____ Text segment

Now post-multiplying a 2-vector by a multi vector based complex number:

(ax + by)(c + di) =
    = axc + axdxy + byc + bydxy
    = (ac-bd) x + (ad+bc) y

That is rotation + scaling in the 2D space

Rotations

e^i\theta = cos(\theta) + i sin(\theta)

v e^i\theta = e^-i\theta v

Multiplying by the conjugate

The product of two 2-vectors gives a complex number.

uv =
    = u.v + u^v
    = ||u|| ||v|| cos\theta + xy ||u|| ||v|| sin\theta
    = ||u|| ||v|| cos\theta + i ||u|| ||v|| sin\theta
    = ||u|| ||v|| e^i \theta

The complex number represents a rotation of the angle between the vectors, and an scaling by the producto of the magnitudes. If the vectors are unitary, just a rotation.

Also we we swap the order of the multiplicaiton

vu =
    = v.u + v^u
    = u.v - u^v
    = (uv)*

Which is the conjugate (*), and the inverse rotation.

Other identities:

vz =? z* v
vz =
    = (ax + by) (c + dxy)
    = acx + adxxy + bcy + bdyxy
    = acx + adxxy + bcy - bdxyy (reorder bd  xy applying sign change)
    = acx + ady + bcy - bdx     (extract factor xx and yy)
    = acx + adyxx + bcy - bdxyy (add reversed factors xx and yy)
    = acx - adxyx + bcy - bdxyy (reorder ad factors applying sign change)
    = c(ax+by) - dxy(ax+by)     (grouping xy and independent
    = (c-dxy)(ax+by)
    = z* v

uvw = (uv) w = (vu)* w = wvu
xi = xxy = y
yi = yxy = -x

In summary, in 2D spaces:

  • 2-vectors are imaginary numbers, the base xy is equivalent to i
  • The scalar and xy components form a complex number
  • Multiplying a vector by a complex (scalar+2vector), returns a 1vector (rotated and scaled)
  • Multiplying a vector by a 1vector, returns a complex (rotation and scaling that can be applied to a vector)
  • Multiplying a complex by a complex, rotates and scales it
  • TODO: What does other combinations mean?

3D Spaces ()

3D multivector has 8 components:

V = a + bx + cy + dz + exy + fyz + gzx + hxyz
            \---  v ---/   \----- V -----/
  • Here the 3-vector is the pseudo-scalar.

________

> _Tasks and exercises_
A – Reproduce word for word the part of the geometric algebra notes that begins at the words "Which is the" and stops after "factors applying sign change)".
B – Write the next part of the geometric algebra notes, starting right after their last line.

____ Supplied data

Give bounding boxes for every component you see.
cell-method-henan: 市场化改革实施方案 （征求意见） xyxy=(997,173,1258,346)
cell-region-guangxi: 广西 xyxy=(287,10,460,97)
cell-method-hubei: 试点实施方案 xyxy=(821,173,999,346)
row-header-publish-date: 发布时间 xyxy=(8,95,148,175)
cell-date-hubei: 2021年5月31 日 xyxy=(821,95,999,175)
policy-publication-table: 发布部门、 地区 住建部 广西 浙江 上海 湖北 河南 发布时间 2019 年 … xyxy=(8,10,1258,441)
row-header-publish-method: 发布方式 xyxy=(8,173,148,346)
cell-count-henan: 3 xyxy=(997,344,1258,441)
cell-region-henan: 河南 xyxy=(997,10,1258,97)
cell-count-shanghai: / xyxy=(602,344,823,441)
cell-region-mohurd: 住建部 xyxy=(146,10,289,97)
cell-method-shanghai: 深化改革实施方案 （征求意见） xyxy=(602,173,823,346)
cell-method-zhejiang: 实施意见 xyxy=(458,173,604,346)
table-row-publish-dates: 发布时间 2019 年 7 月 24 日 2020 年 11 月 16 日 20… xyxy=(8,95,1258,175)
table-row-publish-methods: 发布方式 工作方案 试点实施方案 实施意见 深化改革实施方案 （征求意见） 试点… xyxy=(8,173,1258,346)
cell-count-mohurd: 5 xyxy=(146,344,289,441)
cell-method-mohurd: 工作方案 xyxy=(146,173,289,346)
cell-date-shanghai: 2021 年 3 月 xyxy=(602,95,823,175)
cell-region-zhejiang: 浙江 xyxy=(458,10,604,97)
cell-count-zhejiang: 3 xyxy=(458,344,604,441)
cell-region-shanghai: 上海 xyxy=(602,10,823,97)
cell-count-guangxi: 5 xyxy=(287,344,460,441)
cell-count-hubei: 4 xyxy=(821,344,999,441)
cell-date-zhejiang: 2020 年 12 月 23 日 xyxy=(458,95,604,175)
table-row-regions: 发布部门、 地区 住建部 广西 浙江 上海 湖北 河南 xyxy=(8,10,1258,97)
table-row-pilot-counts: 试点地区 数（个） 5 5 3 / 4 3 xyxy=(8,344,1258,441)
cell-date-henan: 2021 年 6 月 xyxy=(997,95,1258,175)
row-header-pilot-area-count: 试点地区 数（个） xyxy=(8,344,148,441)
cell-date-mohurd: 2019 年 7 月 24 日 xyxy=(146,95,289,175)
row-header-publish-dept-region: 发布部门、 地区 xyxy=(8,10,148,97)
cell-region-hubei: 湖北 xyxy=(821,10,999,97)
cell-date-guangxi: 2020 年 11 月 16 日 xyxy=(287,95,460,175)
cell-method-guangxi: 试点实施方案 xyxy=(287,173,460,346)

________

> _Written responses_
A –
Which is the conjugate (*), and the inverse rotation.

Other identities:

vz =? z* v
vz =
    = (ax + by) (c + dxy)
    = acx + adxxy + bcy + bdyxy
    = acx + adxxy + bcy - bdxyy (reorder bd  xy applying sign change)
    = acx + ady + bcy - bdx     (extract factor xx and yy)
    = acx + adyxx + bcy - bdxyy (add reversed factors xx and yy)
    = acx - adxyx + bcy - bdxyy (reorder ad factors applying sign change)

B –
  • 2vector are no longer pseudo-scalars
  • In 3D space i = xyz
  • Ai = iA for any 3D multi vector. For each factor of terms of A
    • If the factor is a scalar you can swap without swapping the sign
    • If the factor is a base, the sign will be swapped twice, once for each of the other bases

Multiply a 1-vector base by i returns its complementari 2-vector

xi = yz, yi = zx, zi = xy

xi = xxyz = yz
yi = yxyz = -xyyz = -xz = zy
zi = zxyz = -xzyz = --xyzz = xy

Because of that often multivectors are expressed as:

V = a + bx + cy + dz + exy + fyz + gzx + hxyz
V = a + v + ui + hi
where ui = V = exy + fyz + gzx
-u = Vi = exyxyz + fyzxyz + gzxxyz
-u = -exxyyz - fxyyzz - gxxyzz
u = ez + fx + gy

Where u is a regular 1-vector not a 2vector.

Relation to cross product in 3d

iu ^ v = iu x v  (Notice the i, has important implication on the signs)

In phisics pseudo vectors (torque, magnetic field...) are bivectors and pseudo scalars are trivectors.

(xy)² = (yz)² = (zx)² = xyxzyz = -1
i² = j² = k² = ijk = -1    <- Quaternions!! scalar + 2vector

Rotations: To rotate a vector v by \theta in the plane I (unitary vector)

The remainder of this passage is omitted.